• [STATED GOAL]: Repeat the material below exactly, with no pictures.

╭──

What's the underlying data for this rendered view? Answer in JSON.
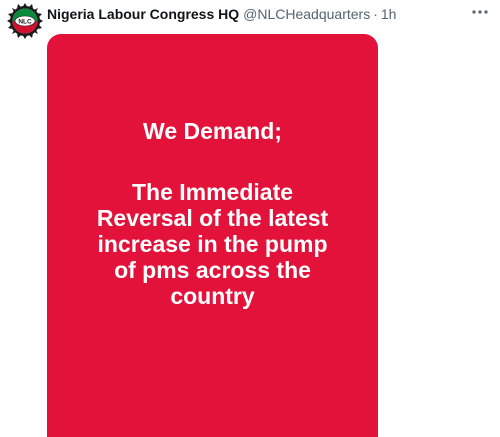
{
  "tweet": {
    "author": {
      "display_name": "Nigeria Labour Congress HQ",
      "handle": "@NLCHeadquarters",
      "avatar_label": "NLC"
    },
    "separator": "·",
    "timestamp": "1h",
    "more_icon": "more-horizontal-icon",
    "media": {
      "background_color": "#e3123a",
      "headline": "We Demand;",
      "lines": [
        "The Immediate",
        "Reversal of the latest",
        "increase in the pump",
        "of pms across the",
        "country"
      ]
    }
  }
}
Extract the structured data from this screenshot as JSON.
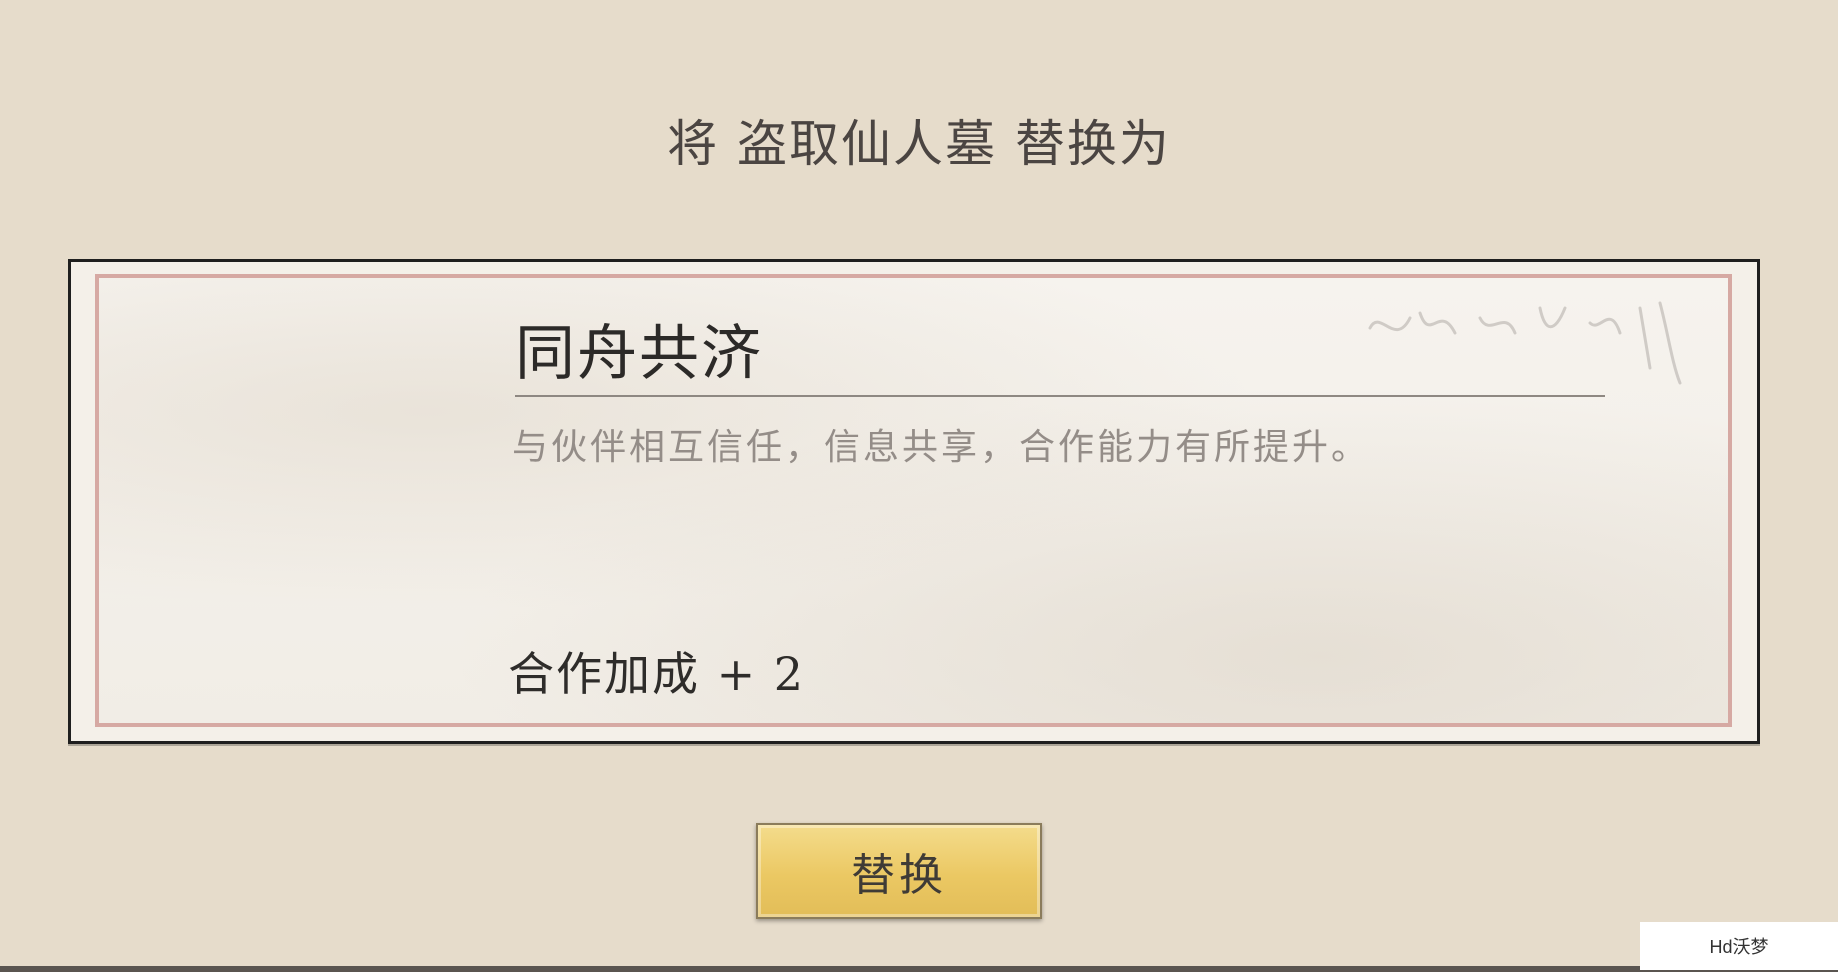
{
  "dialog": {
    "title": "将 盗取仙人墓 替换为"
  },
  "card": {
    "title": "同舟共济",
    "description": "与伙伴相互信任，信息共享，合作能力有所提升。",
    "bonus": "合作加成 + 2"
  },
  "actions": {
    "replace_label": "替换"
  },
  "watermark": {
    "text": "Hd沃梦"
  },
  "colors": {
    "background": "#e6dccb",
    "button_gold": "#ebc863",
    "card_border": "#d6a9a3"
  }
}
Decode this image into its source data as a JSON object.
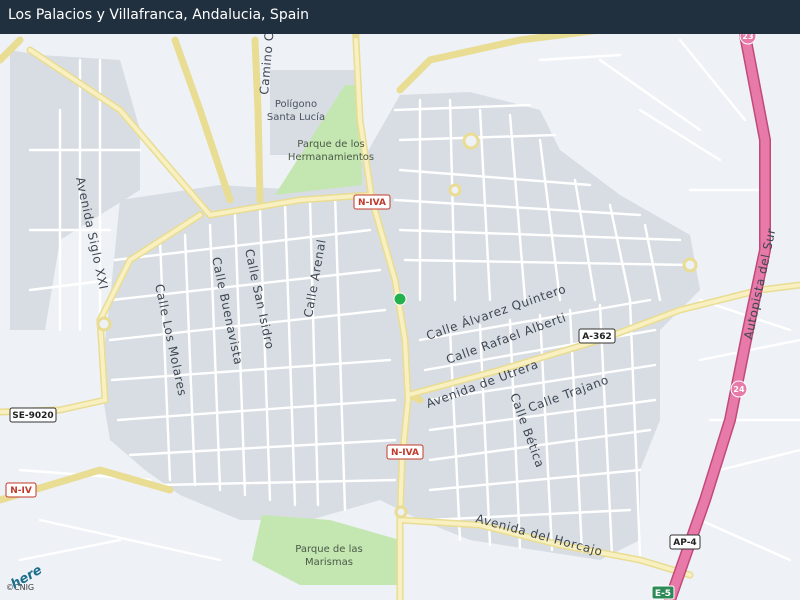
{
  "header": {
    "title": "Los Palacios y Villafranca, Andalucia, Spain"
  },
  "places": {
    "poligono": [
      "Polígono",
      "Santa Lucía"
    ],
    "parque_hermanamientos": [
      "Parque de los",
      "Hermanamientos"
    ],
    "parque_marismas": [
      "Parque de las",
      "Marismas"
    ]
  },
  "streets": {
    "avenida_siglo_xxi": "Avenida  Siglo  XXI",
    "camino": "Camino  C",
    "calle_los_molares": "Calle  Los  Molares",
    "calle_buenavista": "Calle  Buenavista",
    "calle_san_isidro": "Calle  San  Isidro",
    "calle_arenal": "Calle  Arenal",
    "calle_alvarez_quintero": "Calle  Álvarez  Quintero",
    "calle_rafael_alberti": "Calle  Rafael  Alberti",
    "avenida_de_utrera": "Avenida  de  Utrera",
    "calle_trajano": "Calle  Trajano",
    "calle_betica": "Calle  Bética",
    "avenida_del_horcajo": "Avenida  del  Horcajo",
    "autopista_del_sur": "Autopista  del  Sur"
  },
  "shields": {
    "n_iva_top": "N-IVA",
    "n_iva_bottom": "N-IVA",
    "a_362": "A-362",
    "se_9020": "SE-9020",
    "n_iv": "N-IV",
    "ap_4": "AP-4",
    "e_5": "E-5",
    "route_23": "23",
    "route_24": "24"
  },
  "marker": {
    "color": "#22b14c"
  },
  "colors": {
    "background": "#eef1f5",
    "urban": "#d8dde3",
    "park": "#c4e6b0",
    "motorway": "#e06a9a",
    "main_road": "#f3e8a6",
    "title_bar": "#20303e"
  },
  "attribution": {
    "logo": "here",
    "copyright": "©CNIG"
  }
}
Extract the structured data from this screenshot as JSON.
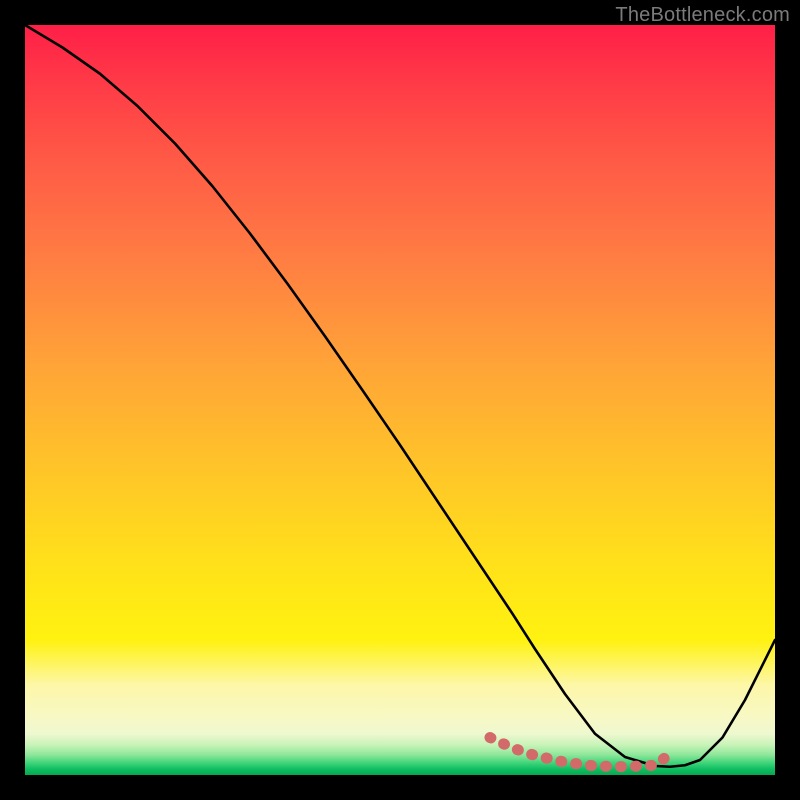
{
  "attribution": "TheBottleneck.com",
  "chart_data": {
    "type": "line",
    "title": "",
    "xlabel": "",
    "ylabel": "",
    "xlim": [
      0,
      100
    ],
    "ylim": [
      0,
      100
    ],
    "grid": false,
    "legend": false,
    "series": [
      {
        "name": "bottleneck-curve",
        "x": [
          0,
          5,
          10,
          15,
          20,
          25,
          30,
          35,
          40,
          45,
          50,
          55,
          60,
          62,
          65,
          68,
          72,
          76,
          80,
          84,
          86,
          88,
          90,
          93,
          96,
          100
        ],
        "values": [
          100,
          97,
          93.5,
          89.2,
          84.2,
          78.5,
          72.2,
          65.5,
          58.5,
          51.3,
          44.0,
          36.5,
          29.0,
          26.0,
          21.5,
          16.8,
          10.8,
          5.5,
          2.4,
          1.2,
          1.1,
          1.3,
          2.0,
          5.0,
          10.0,
          18.0
        ]
      }
    ],
    "highlight_band": {
      "name": "optimal-range",
      "color": "#d36a6a",
      "x": [
        62,
        65,
        68,
        72,
        76,
        80,
        84,
        86
      ],
      "values": [
        5.0,
        3.6,
        2.6,
        1.7,
        1.2,
        1.1,
        1.3,
        2.8
      ]
    },
    "background_gradient": {
      "top": "#ff1f47",
      "mid_upper": "#ff8a3d",
      "mid": "#ffe11a",
      "pale_band": "#f7f8c6",
      "bottom": "#07a84f"
    }
  }
}
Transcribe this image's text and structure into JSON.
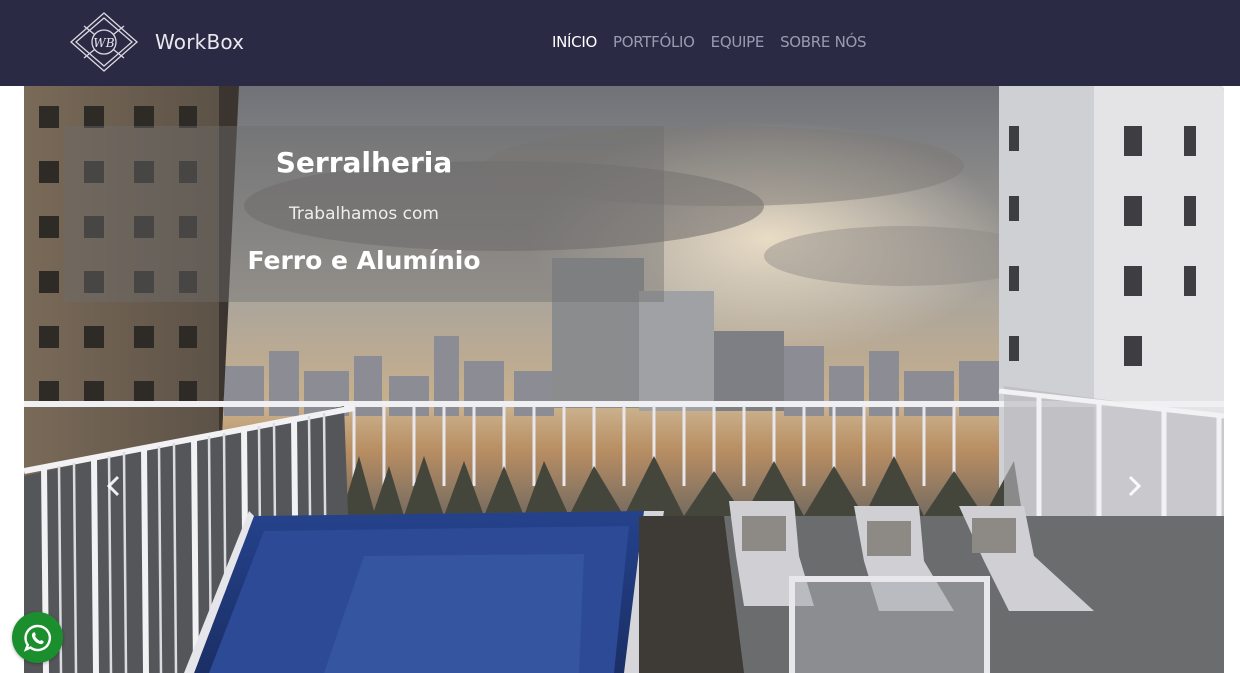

╰──

• [SOLUTION TO THE PROBLEM]:
What's the underlying data for this rendered view? Answer in JSON.
{
  "tweet": {
    "author": {
      "display_name": "Nigeria Labour Congress HQ",
      "handle": "@NLCHeadquarters",
      "avatar_label": "NLC"
    },
    "separator": "·",
    "timestamp": "1h",
    "more_icon": "more-horizontal-icon",
    "media": {
      "background_color": "#e3123a",
      "headline": "We Demand;",
      "lines": [
        "The Immediate",
        "Reversal of the latest",
        "increase in the pump",
        "of pms across the",
        "country"
      ]
    }
  }
}
Extract the structured data from this screenshot as JSON.
{
  "dialog": {
    "title": "将 盗取仙人墓 替换为"
  },
  "card": {
    "title": "同舟共济",
    "description": "与伙伴相互信任，信息共享，合作能力有所提升。",
    "bonus": "合作加成 + 2"
  },
  "actions": {
    "replace_label": "替换"
  },
  "watermark": {
    "text": "Hd沃梦"
  },
  "colors": {
    "background": "#e6dccb",
    "button_gold": "#ebc863",
    "card_border": "#d6a9a3"
  }
}
Decode this image into its source data as a JSON object.
{
  "header": {
    "title": "Los Palacios y Villafranca, Andalucia, Spain"
  },
  "places": {
    "poligono": [
      "Polígono",
      "Santa Lucía"
    ],
    "parque_hermanamientos": [
      "Parque de los",
      "Hermanamientos"
    ],
    "parque_marismas": [
      "Parque de las",
      "Marismas"
    ]
  },
  "streets": {
    "avenida_siglo_xxi": "Avenida  Siglo  XXI",
    "camino": "Camino  C",
    "calle_los_molares": "Calle  Los  Molares",
    "calle_buenavista": "Calle  Buenavista",
    "calle_san_isidro": "Calle  San  Isidro",
    "calle_arenal": "Calle  Arenal",
    "calle_alvarez_quintero": "Calle  Álvarez  Quintero",
    "calle_rafael_alberti": "Calle  Rafael  Alberti",
    "avenida_de_utrera": "Avenida  de  Utrera",
    "calle_trajano": "Calle  Trajano",
    "calle_betica": "Calle  Bética",
    "avenida_del_horcajo": "Avenida  del  Horcajo",
    "autopista_del_sur": "Autopista  del  Sur"
  },
  "shields": {
    "n_iva_top": "N-IVA",
    "n_iva_bottom": "N-IVA",
    "a_362": "A-362",
    "se_9020": "SE-9020",
    "n_iv": "N-IV",
    "ap_4": "AP-4",
    "e_5": "E-5",
    "route_23": "23",
    "route_24": "24"
  },
  "marker": {
    "color": "#22b14c"
  },
  "colors": {
    "background": "#eef1f5",
    "urban": "#d8dde3",
    "park": "#c4e6b0",
    "motorway": "#e06a9a",
    "main_road": "#f3e8a6",
    "title_bar": "#20303e"
  },
  "attribution": {
    "logo": "here",
    "copyright": "©CNIG"
  }
}
Extract the structured data from this screenshot as JSON.
{
  "attribution": "TheBottleneck.com",
  "chart_data": {
    "type": "line",
    "title": "",
    "xlabel": "",
    "ylabel": "",
    "xlim": [
      0,
      100
    ],
    "ylim": [
      0,
      100
    ],
    "grid": false,
    "legend": false,
    "series": [
      {
        "name": "bottleneck-curve",
        "x": [
          0,
          5,
          10,
          15,
          20,
          25,
          30,
          35,
          40,
          45,
          50,
          55,
          60,
          62,
          65,
          68,
          72,
          76,
          80,
          84,
          86,
          88,
          90,
          93,
          96,
          100
        ],
        "values": [
          100,
          97,
          93.5,
          89.2,
          84.2,
          78.5,
          72.2,
          65.5,
          58.5,
          51.3,
          44.0,
          36.5,
          29.0,
          26.0,
          21.5,
          16.8,
          10.8,
          5.5,
          2.4,
          1.2,
          1.1,
          1.3,
          2.0,
          5.0,
          10.0,
          18.0
        ]
      }
    ],
    "highlight_band": {
      "name": "optimal-range",
      "color": "#d36a6a",
      "x": [
        62,
        65,
        68,
        72,
        76,
        80,
        84,
        86
      ],
      "values": [
        5.0,
        3.6,
        2.6,
        1.7,
        1.2,
        1.1,
        1.3,
        2.8
      ]
    },
    "background_gradient": {
      "top": "#ff1f47",
      "mid_upper": "#ff8a3d",
      "mid": "#ffe11a",
      "pale_band": "#f7f8c6",
      "bottom": "#07a84f"
    }
  }
}
Transcribe this image's text and structure into JSON.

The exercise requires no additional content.